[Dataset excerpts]
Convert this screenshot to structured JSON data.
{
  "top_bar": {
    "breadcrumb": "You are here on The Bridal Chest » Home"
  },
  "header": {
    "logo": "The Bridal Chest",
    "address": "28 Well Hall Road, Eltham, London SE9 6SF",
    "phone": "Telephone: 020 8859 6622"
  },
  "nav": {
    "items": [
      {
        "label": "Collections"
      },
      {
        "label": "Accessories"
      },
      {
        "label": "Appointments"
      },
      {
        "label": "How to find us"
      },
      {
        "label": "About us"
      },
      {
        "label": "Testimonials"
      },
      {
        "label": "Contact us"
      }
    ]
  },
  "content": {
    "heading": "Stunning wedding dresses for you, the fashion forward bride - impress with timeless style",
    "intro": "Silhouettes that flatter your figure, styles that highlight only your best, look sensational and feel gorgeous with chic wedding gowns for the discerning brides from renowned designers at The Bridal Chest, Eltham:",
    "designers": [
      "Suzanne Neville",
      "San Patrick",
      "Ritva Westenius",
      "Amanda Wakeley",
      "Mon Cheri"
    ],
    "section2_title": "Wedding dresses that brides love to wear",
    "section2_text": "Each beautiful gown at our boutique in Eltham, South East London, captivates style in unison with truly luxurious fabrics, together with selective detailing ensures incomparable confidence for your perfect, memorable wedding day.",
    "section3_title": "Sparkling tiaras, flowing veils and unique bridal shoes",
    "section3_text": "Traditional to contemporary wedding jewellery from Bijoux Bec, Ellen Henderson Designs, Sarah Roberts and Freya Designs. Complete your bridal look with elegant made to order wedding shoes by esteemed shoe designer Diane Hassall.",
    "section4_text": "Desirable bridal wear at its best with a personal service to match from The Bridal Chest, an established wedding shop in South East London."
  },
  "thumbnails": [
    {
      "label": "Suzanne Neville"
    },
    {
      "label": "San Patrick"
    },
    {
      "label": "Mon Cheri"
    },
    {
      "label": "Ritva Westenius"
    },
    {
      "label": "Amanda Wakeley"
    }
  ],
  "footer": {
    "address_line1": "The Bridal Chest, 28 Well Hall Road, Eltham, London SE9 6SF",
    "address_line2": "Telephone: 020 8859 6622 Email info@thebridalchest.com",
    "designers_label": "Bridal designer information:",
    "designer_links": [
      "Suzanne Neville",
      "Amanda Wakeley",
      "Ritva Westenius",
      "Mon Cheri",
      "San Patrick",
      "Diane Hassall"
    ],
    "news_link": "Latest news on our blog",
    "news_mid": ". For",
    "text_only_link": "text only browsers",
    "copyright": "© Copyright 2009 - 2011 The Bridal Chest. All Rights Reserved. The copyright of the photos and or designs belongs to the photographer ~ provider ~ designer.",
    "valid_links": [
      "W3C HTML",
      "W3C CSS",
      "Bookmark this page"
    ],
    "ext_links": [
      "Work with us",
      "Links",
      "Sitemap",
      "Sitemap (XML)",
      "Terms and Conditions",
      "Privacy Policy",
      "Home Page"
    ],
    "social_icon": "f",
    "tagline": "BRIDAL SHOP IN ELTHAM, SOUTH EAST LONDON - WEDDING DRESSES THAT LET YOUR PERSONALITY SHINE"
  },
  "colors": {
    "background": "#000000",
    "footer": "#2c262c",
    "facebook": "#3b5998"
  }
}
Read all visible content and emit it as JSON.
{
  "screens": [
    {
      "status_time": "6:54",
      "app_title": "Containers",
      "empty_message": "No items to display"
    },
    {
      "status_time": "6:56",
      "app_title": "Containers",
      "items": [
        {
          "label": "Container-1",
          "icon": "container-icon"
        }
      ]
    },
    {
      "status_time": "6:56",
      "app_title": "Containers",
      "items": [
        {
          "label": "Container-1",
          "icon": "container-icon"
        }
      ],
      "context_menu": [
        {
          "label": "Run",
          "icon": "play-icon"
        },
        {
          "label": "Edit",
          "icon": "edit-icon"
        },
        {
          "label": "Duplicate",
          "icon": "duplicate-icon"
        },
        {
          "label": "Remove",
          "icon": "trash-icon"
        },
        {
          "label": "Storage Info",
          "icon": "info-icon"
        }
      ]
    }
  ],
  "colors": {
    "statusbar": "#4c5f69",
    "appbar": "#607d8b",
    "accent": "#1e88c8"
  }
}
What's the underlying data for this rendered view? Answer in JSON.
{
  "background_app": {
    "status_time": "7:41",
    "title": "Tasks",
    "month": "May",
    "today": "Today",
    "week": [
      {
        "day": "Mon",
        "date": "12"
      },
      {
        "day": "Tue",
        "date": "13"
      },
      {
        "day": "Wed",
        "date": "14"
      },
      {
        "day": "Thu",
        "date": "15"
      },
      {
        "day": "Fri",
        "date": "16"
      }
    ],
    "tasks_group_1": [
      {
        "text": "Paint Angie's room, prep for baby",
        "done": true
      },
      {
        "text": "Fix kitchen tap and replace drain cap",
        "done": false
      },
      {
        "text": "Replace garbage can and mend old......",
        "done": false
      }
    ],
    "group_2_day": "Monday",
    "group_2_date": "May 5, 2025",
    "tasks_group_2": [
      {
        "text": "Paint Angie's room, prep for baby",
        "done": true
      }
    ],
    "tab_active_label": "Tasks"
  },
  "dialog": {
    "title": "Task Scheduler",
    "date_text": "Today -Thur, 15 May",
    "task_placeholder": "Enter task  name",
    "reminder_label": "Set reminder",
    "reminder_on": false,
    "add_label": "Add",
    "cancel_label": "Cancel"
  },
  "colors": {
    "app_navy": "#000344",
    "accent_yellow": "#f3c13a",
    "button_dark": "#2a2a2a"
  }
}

• **Short task**
Repeat the data exactly. Leave nothing out.

• **Reply**
Convert this screenshot to structured JSON data.
{
  "top_bar": {
    "breadcrumb": "You are here on The Bridal Chest » Home"
  },
  "header": {
    "logo": "The Bridal Chest",
    "address": "28 Well Hall Road, Eltham, London SE9 6SF",
    "phone": "Telephone: 020 8859 6622"
  },
  "nav": {
    "items": [
      {
        "label": "Collections"
      },
      {
        "label": "Accessories"
      },
      {
        "label": "Appointments"
      },
      {
        "label": "How to find us"
      },
      {
        "label": "About us"
      },
      {
        "label": "Testimonials"
      },
      {
        "label": "Contact us"
      }
    ]
  },
  "content": {
    "heading": "Stunning wedding dresses for you, the fashion forward bride - impress with timeless style",
    "intro": "Silhouettes that flatter your figure, styles that highlight only your best, look sensational and feel gorgeous with chic wedding gowns for the discerning brides from renowned designers at The Bridal Chest, Eltham:",
    "designers": [
      "Suzanne Neville",
      "San Patrick",
      "Ritva Westenius",
      "Amanda Wakeley",
      "Mon Cheri"
    ],
    "section2_title": "Wedding dresses that brides love to wear",
    "section2_text": "Each beautiful gown at our boutique in Eltham, South East London, captivates style in unison with truly luxurious fabrics, together with selective detailing ensures incomparable confidence for your perfect, memorable wedding day.",
    "section3_title": "Sparkling tiaras, flowing veils and unique bridal shoes",
    "section3_text": "Traditional to contemporary wedding jewellery from Bijoux Bec, Ellen Henderson Designs, Sarah Roberts and Freya Designs. Complete your bridal look with elegant made to order wedding shoes by esteemed shoe designer Diane Hassall.",
    "section4_text": "Desirable bridal wear at its best with a personal service to match from The Bridal Chest, an established wedding shop in South East London."
  },
  "thumbnails": [
    {
      "label": "Suzanne Neville"
    },
    {
      "label": "San Patrick"
    },
    {
      "label": "Mon Cheri"
    },
    {
      "label": "Ritva Westenius"
    },
    {
      "label": "Amanda Wakeley"
    }
  ],
  "footer": {
    "address_line1": "The Bridal Chest, 28 Well Hall Road, Eltham, London SE9 6SF",
    "address_line2": "Telephone: 020 8859 6622 Email info@thebridalchest.com",
    "designers_label": "Bridal designer information:",
    "designer_links": [
      "Suzanne Neville",
      "Amanda Wakeley",
      "Ritva Westenius",
      "Mon Cheri",
      "San Patrick",
      "Diane Hassall"
    ],
    "news_link": "Latest news on our blog",
    "news_mid": ". For",
    "text_only_link": "text only browsers",
    "copyright": "© Copyright 2009 - 2011 The Bridal Chest. All Rights Reserved. The copyright of the photos and or designs belongs to the photographer ~ provider ~ designer.",
    "valid_links": [
      "W3C HTML",
      "W3C CSS",
      "Bookmark this page"
    ],
    "ext_links": [
      "Work with us",
      "Links",
      "Sitemap",
      "Sitemap (XML)",
      "Terms and Conditions",
      "Privacy Policy",
      "Home Page"
    ],
    "social_icon": "f",
    "tagline": "BRIDAL SHOP IN ELTHAM, SOUTH EAST LONDON - WEDDING DRESSES THAT LET YOUR PERSONALITY SHINE"
  },
  "colors": {
    "background": "#000000",
    "footer": "#2c262c",
    "facebook": "#3b5998"
  }
}
Read all visible content and emit it as JSON.
{
  "screens": [
    {
      "status_time": "6:54",
      "app_title": "Containers",
      "empty_message": "No items to display"
    },
    {
      "status_time": "6:56",
      "app_title": "Containers",
      "items": [
        {
          "label": "Container-1",
          "icon": "container-icon"
        }
      ]
    },
    {
      "status_time": "6:56",
      "app_title": "Containers",
      "items": [
        {
          "label": "Container-1",
          "icon": "container-icon"
        }
      ],
      "context_menu": [
        {
          "label": "Run",
          "icon": "play-icon"
        },
        {
          "label": "Edit",
          "icon": "edit-icon"
        },
        {
          "label": "Duplicate",
          "icon": "duplicate-icon"
        },
        {
          "label": "Remove",
          "icon": "trash-icon"
        },
        {
          "label": "Storage Info",
          "icon": "info-icon"
        }
      ]
    }
  ],
  "colors": {
    "statusbar": "#4c5f69",
    "appbar": "#607d8b",
    "accent": "#1e88c8"
  }
}
What's the underlying data for this rendered view? Answer in JSON.
{
  "background_app": {
    "status_time": "7:41",
    "title": "Tasks",
    "month": "May",
    "today": "Today",
    "week": [
      {
        "day": "Mon",
        "date": "12"
      },
      {
        "day": "Tue",
        "date": "13"
      },
      {
        "day": "Wed",
        "date": "14"
      },
      {
        "day": "Thu",
        "date": "15"
      },
      {
        "day": "Fri",
        "date": "16"
      }
    ],
    "tasks_group_1": [
      {
        "text": "Paint Angie's room, prep for baby",
        "done": true
      },
      {
        "text": "Fix kitchen tap and replace drain cap",
        "done": false
      },
      {
        "text": "Replace garbage can and mend old......",
        "done": false
      }
    ],
    "group_2_day": "Monday",
    "group_2_date": "May 5, 2025",
    "tasks_group_2": [
      {
        "text": "Paint Angie's room, prep for baby",
        "done": true
      }
    ],
    "tab_active_label": "Tasks"
  },
  "dialog": {
    "title": "Task Scheduler",
    "date_text": "Today -Thur, 15 May",
    "task_placeholder": "Enter task  name",
    "reminder_label": "Set reminder",
    "reminder_on": false,
    "add_label": "Add",
    "cancel_label": "Cancel"
  },
  "colors": {
    "app_navy": "#000344",
    "accent_yellow": "#f3c13a",
    "button_dark": "#2a2a2a"
  }
}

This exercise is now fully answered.